··· DATASET CONTENT ···
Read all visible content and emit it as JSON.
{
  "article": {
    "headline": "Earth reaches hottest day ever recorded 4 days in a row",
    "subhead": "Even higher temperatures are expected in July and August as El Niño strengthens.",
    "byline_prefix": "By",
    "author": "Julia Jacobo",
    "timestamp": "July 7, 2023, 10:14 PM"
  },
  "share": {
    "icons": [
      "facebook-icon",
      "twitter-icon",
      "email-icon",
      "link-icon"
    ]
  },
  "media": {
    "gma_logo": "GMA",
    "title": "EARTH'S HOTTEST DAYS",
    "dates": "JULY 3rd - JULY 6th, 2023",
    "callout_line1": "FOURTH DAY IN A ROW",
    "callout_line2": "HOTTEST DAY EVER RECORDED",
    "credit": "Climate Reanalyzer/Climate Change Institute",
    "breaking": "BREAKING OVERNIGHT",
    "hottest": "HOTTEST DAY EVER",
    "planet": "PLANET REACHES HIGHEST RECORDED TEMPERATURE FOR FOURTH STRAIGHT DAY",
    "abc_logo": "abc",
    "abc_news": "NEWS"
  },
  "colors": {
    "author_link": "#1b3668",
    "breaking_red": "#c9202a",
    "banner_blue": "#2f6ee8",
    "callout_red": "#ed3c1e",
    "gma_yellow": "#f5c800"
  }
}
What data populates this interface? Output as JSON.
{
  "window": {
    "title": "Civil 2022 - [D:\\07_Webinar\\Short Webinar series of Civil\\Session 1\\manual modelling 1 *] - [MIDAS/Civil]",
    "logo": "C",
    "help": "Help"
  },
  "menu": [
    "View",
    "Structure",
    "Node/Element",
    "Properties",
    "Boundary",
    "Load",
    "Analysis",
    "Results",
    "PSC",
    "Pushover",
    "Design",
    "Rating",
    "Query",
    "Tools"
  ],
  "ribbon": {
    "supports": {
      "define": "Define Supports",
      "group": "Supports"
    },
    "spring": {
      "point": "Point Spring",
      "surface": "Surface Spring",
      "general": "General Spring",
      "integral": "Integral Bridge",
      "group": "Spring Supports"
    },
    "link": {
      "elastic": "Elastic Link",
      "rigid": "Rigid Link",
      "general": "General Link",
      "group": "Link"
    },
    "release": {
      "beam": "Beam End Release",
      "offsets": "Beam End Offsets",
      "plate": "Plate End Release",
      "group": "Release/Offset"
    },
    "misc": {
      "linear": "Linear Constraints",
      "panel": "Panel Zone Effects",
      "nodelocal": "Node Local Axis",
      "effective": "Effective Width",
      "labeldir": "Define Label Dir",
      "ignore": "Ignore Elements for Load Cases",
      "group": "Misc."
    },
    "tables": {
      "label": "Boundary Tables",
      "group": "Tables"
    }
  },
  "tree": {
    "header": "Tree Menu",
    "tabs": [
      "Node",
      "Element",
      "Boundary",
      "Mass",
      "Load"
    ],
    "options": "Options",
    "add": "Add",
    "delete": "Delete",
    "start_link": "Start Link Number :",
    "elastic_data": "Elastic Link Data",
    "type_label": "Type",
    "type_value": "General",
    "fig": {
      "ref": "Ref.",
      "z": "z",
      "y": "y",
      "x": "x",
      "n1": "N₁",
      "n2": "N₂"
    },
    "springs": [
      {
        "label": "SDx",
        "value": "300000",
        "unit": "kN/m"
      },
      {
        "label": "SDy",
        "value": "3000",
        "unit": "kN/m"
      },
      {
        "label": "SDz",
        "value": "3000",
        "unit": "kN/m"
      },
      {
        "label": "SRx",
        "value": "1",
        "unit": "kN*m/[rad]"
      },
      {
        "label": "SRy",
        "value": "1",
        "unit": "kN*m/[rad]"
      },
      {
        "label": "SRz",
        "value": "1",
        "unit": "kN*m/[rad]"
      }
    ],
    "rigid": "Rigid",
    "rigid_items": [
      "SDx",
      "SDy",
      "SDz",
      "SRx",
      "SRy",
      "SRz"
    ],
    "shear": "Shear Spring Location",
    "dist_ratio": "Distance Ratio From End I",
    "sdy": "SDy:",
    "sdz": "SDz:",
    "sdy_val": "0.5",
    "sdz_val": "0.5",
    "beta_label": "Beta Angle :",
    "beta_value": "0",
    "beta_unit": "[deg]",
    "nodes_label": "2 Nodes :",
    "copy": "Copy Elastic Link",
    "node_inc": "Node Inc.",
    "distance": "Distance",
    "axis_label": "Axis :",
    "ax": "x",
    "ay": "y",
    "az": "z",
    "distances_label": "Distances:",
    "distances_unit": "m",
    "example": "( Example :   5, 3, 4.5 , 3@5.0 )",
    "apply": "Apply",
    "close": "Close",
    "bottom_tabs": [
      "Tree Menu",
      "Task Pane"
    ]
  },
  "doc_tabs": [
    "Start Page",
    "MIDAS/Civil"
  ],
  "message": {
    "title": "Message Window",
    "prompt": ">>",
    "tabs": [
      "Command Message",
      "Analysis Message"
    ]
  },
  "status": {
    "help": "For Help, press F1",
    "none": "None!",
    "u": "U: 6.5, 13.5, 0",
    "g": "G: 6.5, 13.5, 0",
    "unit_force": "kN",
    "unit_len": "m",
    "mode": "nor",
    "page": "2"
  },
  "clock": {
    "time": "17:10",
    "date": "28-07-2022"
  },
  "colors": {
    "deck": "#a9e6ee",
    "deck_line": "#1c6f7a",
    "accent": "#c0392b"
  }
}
···
- **INSTRUCTIONS TO FOLLOW**
Reproduce every record, matching each line exactly.

- **OUTPUT FOR THIS EXERCISE**
Read all visible content and emit it as JSON.
{
  "article": {
    "headline": "Earth reaches hottest day ever recorded 4 days in a row",
    "subhead": "Even higher temperatures are expected in July and August as El Niño strengthens.",
    "byline_prefix": "By",
    "author": "Julia Jacobo",
    "timestamp": "July 7, 2023, 10:14 PM"
  },
  "share": {
    "icons": [
      "facebook-icon",
      "twitter-icon",
      "email-icon",
      "link-icon"
    ]
  },
  "media": {
    "gma_logo": "GMA",
    "title": "EARTH'S HOTTEST DAYS",
    "dates": "JULY 3rd - JULY 6th, 2023",
    "callout_line1": "FOURTH DAY IN A ROW",
    "callout_line2": "HOTTEST DAY EVER RECORDED",
    "credit": "Climate Reanalyzer/Climate Change Institute",
    "breaking": "BREAKING OVERNIGHT",
    "hottest": "HOTTEST DAY EVER",
    "planet": "PLANET REACHES HIGHEST RECORDED TEMPERATURE FOR FOURTH STRAIGHT DAY",
    "abc_logo": "abc",
    "abc_news": "NEWS"
  },
  "colors": {
    "author_link": "#1b3668",
    "breaking_red": "#c9202a",
    "banner_blue": "#2f6ee8",
    "callout_red": "#ed3c1e",
    "gma_yellow": "#f5c800"
  }
}
What data populates this interface? Output as JSON.
{
  "window": {
    "title": "Civil 2022 - [D:\\07_Webinar\\Short Webinar series of Civil\\Session 1\\manual modelling 1 *] - [MIDAS/Civil]",
    "logo": "C",
    "help": "Help"
  },
  "menu": [
    "View",
    "Structure",
    "Node/Element",
    "Properties",
    "Boundary",
    "Load",
    "Analysis",
    "Results",
    "PSC",
    "Pushover",
    "Design",
    "Rating",
    "Query",
    "Tools"
  ],
  "ribbon": {
    "supports": {
      "define": "Define Supports",
      "group": "Supports"
    },
    "spring": {
      "point": "Point Spring",
      "surface": "Surface Spring",
      "general": "General Spring",
      "integral": "Integral Bridge",
      "group": "Spring Supports"
    },
    "link": {
      "elastic": "Elastic Link",
      "rigid": "Rigid Link",
      "general": "General Link",
      "group": "Link"
    },
    "release": {
      "beam": "Beam End Release",
      "offsets": "Beam End Offsets",
      "plate": "Plate End Release",
      "group": "Release/Offset"
    },
    "misc": {
      "linear": "Linear Constraints",
      "panel": "Panel Zone Effects",
      "nodelocal": "Node Local Axis",
      "effective": "Effective Width",
      "labeldir": "Define Label Dir",
      "ignore": "Ignore Elements for Load Cases",
      "group": "Misc."
    },
    "tables": {
      "label": "Boundary Tables",
      "group": "Tables"
    }
  },
  "tree": {
    "header": "Tree Menu",
    "tabs": [
      "Node",
      "Element",
      "Boundary",
      "Mass",
      "Load"
    ],
    "options": "Options",
    "add": "Add",
    "delete": "Delete",
    "start_link": "Start Link Number :",
    "elastic_data": "Elastic Link Data",
    "type_label": "Type",
    "type_value": "General",
    "fig": {
      "ref": "Ref.",
      "z": "z",
      "y": "y",
      "x": "x",
      "n1": "N₁",
      "n2": "N₂"
    },
    "springs": [
      {
        "label": "SDx",
        "value": "300000",
        "unit": "kN/m"
      },
      {
        "label": "SDy",
        "value": "3000",
        "unit": "kN/m"
      },
      {
        "label": "SDz",
        "value": "3000",
        "unit": "kN/m"
      },
      {
        "label": "SRx",
        "value": "1",
        "unit": "kN*m/[rad]"
      },
      {
        "label": "SRy",
        "value": "1",
        "unit": "kN*m/[rad]"
      },
      {
        "label": "SRz",
        "value": "1",
        "unit": "kN*m/[rad]"
      }
    ],
    "rigid": "Rigid",
    "rigid_items": [
      "SDx",
      "SDy",
      "SDz",
      "SRx",
      "SRy",
      "SRz"
    ],
    "shear": "Shear Spring Location",
    "dist_ratio": "Distance Ratio From End I",
    "sdy": "SDy:",
    "sdz": "SDz:",
    "sdy_val": "0.5",
    "sdz_val": "0.5",
    "beta_label": "Beta Angle :",
    "beta_value": "0",
    "beta_unit": "[deg]",
    "nodes_label": "2 Nodes :",
    "copy": "Copy Elastic Link",
    "node_inc": "Node Inc.",
    "distance": "Distance",
    "axis_label": "Axis :",
    "ax": "x",
    "ay": "y",
    "az": "z",
    "distances_label": "Distances:",
    "distances_unit": "m",
    "example": "( Example :   5, 3, 4.5 , 3@5.0 )",
    "apply": "Apply",
    "close": "Close",
    "bottom_tabs": [
      "Tree Menu",
      "Task Pane"
    ]
  },
  "doc_tabs": [
    "Start Page",
    "MIDAS/Civil"
  ],
  "message": {
    "title": "Message Window",
    "prompt": ">>",
    "tabs": [
      "Command Message",
      "Analysis Message"
    ]
  },
  "status": {
    "help": "For Help, press F1",
    "none": "None!",
    "u": "U: 6.5, 13.5, 0",
    "g": "G: 6.5, 13.5, 0",
    "unit_force": "kN",
    "unit_len": "m",
    "mode": "nor",
    "page": "2"
  },
  "clock": {
    "time": "17:10",
    "date": "28-07-2022"
  },
  "colors": {
    "deck": "#a9e6ee",
    "deck_line": "#1c6f7a",
    "accent": "#c0392b"
  }
}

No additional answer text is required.